- [Problem to solve]
Leave out the pictures and return every entry exactly as it appears.

━━━ Data lines

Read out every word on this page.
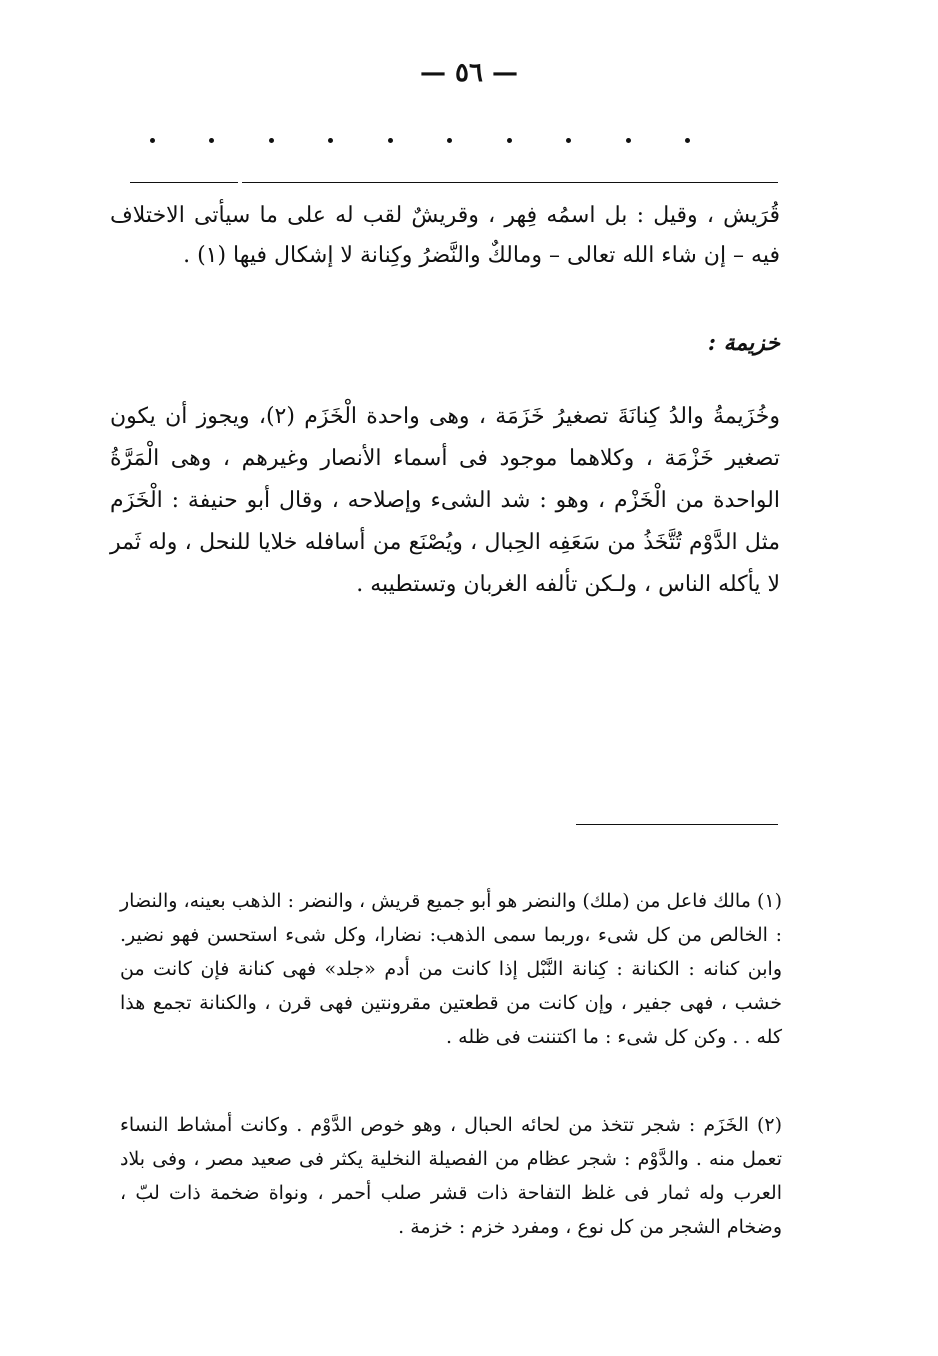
— ٥٦ —

قُرَيش ، وقيل : بل اسمُه فِهر ، وقريشٌ لقب له على ما سيأتى الاختلاف فيه – إن شاء الله تعالى – ومالكٌ والنَّضرُ وكِنانة لا إشكال فيها (١) .

خزيمة :

وخُزَيمةُ والدُ كِنانَةَ تصغيرُ خَزَمَة ، وهى واحدة الْخَزَم (٢)، ويجوز أن يكون تصغير خَزْمَة ، وكلاهما موجود فى أسماء الأنصار وغيرهم ، وهى الْمَرَّةُ الواحدة من الْخَزْم ، وهو : شد الشىء وإصلاحه ، وقال أبو حنيفة : الْخَزَم مثل الدَّوْم تُتَّخَذُ من سَعَفِه الحِبال ، ويُصْنَع من أسافله خلايا للنحل ، وله ثَمر لا يأكله الناس ، ولـكن تألفه الغربان وتستطيبه .

(١) مالك فاعل من (ملك) والنضر هو أبو جميع قريش ، والنضر : الذهب بعينه، والنضار : الخالص من كل شىء ،وربما سمى الذهب: نضارا، وكل شىء استحسن فهو نضير. وابن كنانه : الكنانة : كِنانة النَّبْل إذا كانت من أدم «جلد» فهى كنانة فإن كانت من خشب ، فهى جفير ، وإن كانت من قطعتين مقرونتين فهى قرن ، والكنانة تجمع هذا كله . . وكن كل شىء : ما اكتننت فى ظله .

(٢) الخَزَم : شجر تتخذ من لحائه الحبال ، وهو خوص الدَّوْم . وكانت أمشاط النساء تعمل منه . والدَّوْم : شجر عظام من الفصيلة النخلية يكثر فى صعيد مصر ، وفى بلاد العرب وله ثمار فى غلظ التفاحة ذات قشر صلب أحمر ، ونواة ضخمة ذات لبّ ، وضخام الشجر من كل نوع ، ومفرد خزم : خزمة .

━━━━━━

- [Correct output]
Read out every word on this page.
— ٥٦ —

قُرَيش ، وقيل : بل اسمُه فِهر ، وقريشٌ لقب له على ما سيأتى الاختلاف فيه – إن شاء الله تعالى – ومالكٌ والنَّضرُ وكِنانة لا إشكال فيها (١) .

خزيمة :

وخُزَيمةُ والدُ كِنانَةَ تصغيرُ خَزَمَة ، وهى واحدة الْخَزَم (٢)، ويجوز أن يكون تصغير خَزْمَة ، وكلاهما موجود فى أسماء الأنصار وغيرهم ، وهى الْمَرَّةُ الواحدة من الْخَزْم ، وهو : شد الشىء وإصلاحه ، وقال أبو حنيفة : الْخَزَم مثل الدَّوْم تُتَّخَذُ من سَعَفِه الحِبال ، ويُصْنَع من أسافله خلايا للنحل ، وله ثَمر لا يأكله الناس ، ولـكن تألفه الغربان وتستطيبه .

(١) مالك فاعل من (ملك) والنضر هو أبو جميع قريش ، والنضر : الذهب بعينه، والنضار : الخالص من كل شىء ،وربما سمى الذهب: نضارا، وكل شىء استحسن فهو نضير. وابن كنانه : الكنانة : كِنانة النَّبْل إذا كانت من أدم «جلد» فهى كنانة فإن كانت من خشب ، فهى جفير ، وإن كانت من قطعتين مقرونتين فهى قرن ، والكنانة تجمع هذا كله . . وكن كل شىء : ما اكتننت فى ظله .

(٢) الخَزَم : شجر تتخذ من لحائه الحبال ، وهو خوص الدَّوْم . وكانت أمشاط النساء تعمل منه . والدَّوْم : شجر عظام من الفصيلة النخلية يكثر فى صعيد مصر ، وفى بلاد العرب وله ثمار فى غلظ التفاحة ذات قشر صلب أحمر ، ونواة ضخمة ذات لبّ ، وضخام الشجر من كل نوع ، ومفرد خزم : خزمة .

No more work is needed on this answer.